## Given request
Copy the lines holding the word "type", all of them.

[Start Records to process]

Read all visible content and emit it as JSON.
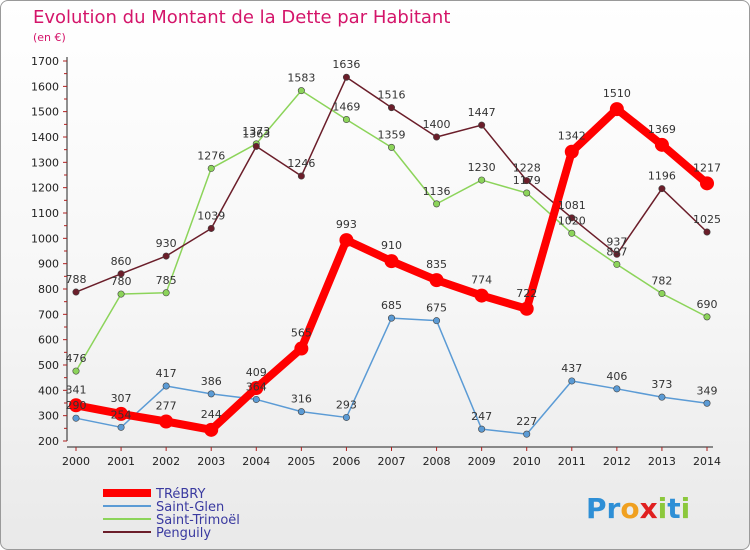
{
  "chart_data": {
    "type": "line",
    "title": "Evolution du Montant de la Dette par Habitant",
    "subtitle": "(en €)",
    "xlabel": "",
    "ylabel": "",
    "categories": [
      "2000",
      "2001",
      "2002",
      "2003",
      "2004",
      "2005",
      "2006",
      "2007",
      "2008",
      "2009",
      "2010",
      "2011",
      "2012",
      "2013",
      "2014"
    ],
    "ylim": [
      200,
      1700
    ],
    "yticks": [
      200,
      300,
      400,
      500,
      600,
      700,
      800,
      900,
      1000,
      1100,
      1200,
      1300,
      1400,
      1500,
      1600,
      1700
    ],
    "grid": false,
    "legend_position": "bottom-left",
    "series": [
      {
        "name": "TRéBRY",
        "color": "#ff0000",
        "emphasis": true,
        "values": [
          341,
          307,
          277,
          244,
          409,
          565,
          993,
          910,
          835,
          774,
          722,
          1342,
          1510,
          1369,
          1217
        ]
      },
      {
        "name": "Saint-Glen",
        "color": "#5b9bd5",
        "values": [
          290,
          254,
          417,
          386,
          364,
          316,
          293,
          685,
          675,
          247,
          227,
          437,
          406,
          373,
          349
        ]
      },
      {
        "name": "Saint-Trimoël",
        "color": "#8cd45a",
        "values": [
          476,
          780,
          785,
          1276,
          1373,
          1583,
          1469,
          1359,
          1136,
          1230,
          1179,
          1020,
          897,
          782,
          690
        ]
      },
      {
        "name": "Penguily",
        "color": "#6b1e2a",
        "values": [
          788,
          860,
          930,
          1039,
          1363,
          1246,
          1636,
          1516,
          1400,
          1447,
          1228,
          1081,
          937,
          1196,
          1025
        ]
      }
    ]
  },
  "branding": {
    "logo_text": "Proxiti",
    "logo_colors": [
      "#2e8fd6",
      "#2e8fd6",
      "#f0a020",
      "#e02020",
      "#8cc83c",
      "#2e8fd6",
      "#8cc83c"
    ]
  }
}
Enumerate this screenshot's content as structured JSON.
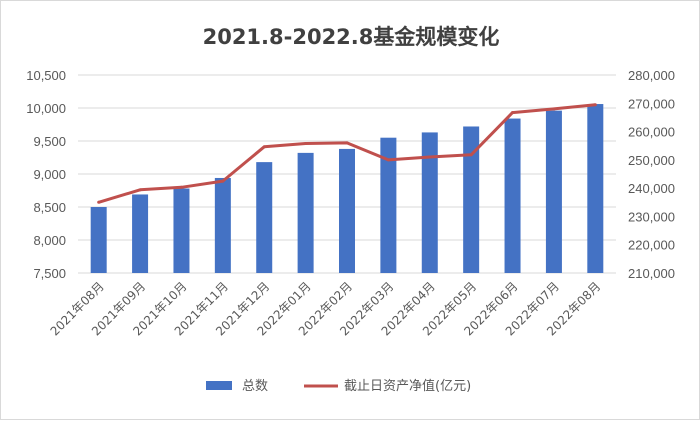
{
  "chart_data": {
    "type": "bar+line",
    "title": "2021.8-2022.8基金规模变化",
    "categories": [
      "2021年08月",
      "2021年09月",
      "2021年10月",
      "2021年11月",
      "2021年12月",
      "2022年01月",
      "2022年02月",
      "2022年03月",
      "2022年04月",
      "2022年05月",
      "2022年06月",
      "2022年07月",
      "2022年08月"
    ],
    "left_axis": {
      "min": 7500,
      "max": 10500,
      "step": 500,
      "ticks": [
        "7,500",
        "8,000",
        "8,500",
        "9,000",
        "9,500",
        "10,000",
        "10,500"
      ]
    },
    "right_axis": {
      "min": 210000,
      "max": 280000,
      "step": 10000,
      "ticks": [
        "210,000",
        "220,000",
        "230,000",
        "240,000",
        "250,000",
        "260,000",
        "270,000",
        "280,000"
      ]
    },
    "series": [
      {
        "name": "总数",
        "type": "bar",
        "axis": "left",
        "color": "#4472C4",
        "values": [
          8500,
          8690,
          8780,
          8940,
          9180,
          9320,
          9380,
          9550,
          9630,
          9720,
          9840,
          9960,
          10060
        ]
      },
      {
        "name": "截止日资产净值(亿元)",
        "type": "line",
        "axis": "right",
        "color": "#C0504D",
        "values": [
          235000,
          239400,
          240300,
          242500,
          254600,
          255800,
          256000,
          250000,
          251000,
          251800,
          266700,
          268000,
          269500
        ]
      }
    ],
    "grid": true,
    "legend": "bottom"
  }
}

[End Records to process]

## Answer for the task
    "type": "line",
    "type": "bar+line",
        "type": "bar",
        "type": "line",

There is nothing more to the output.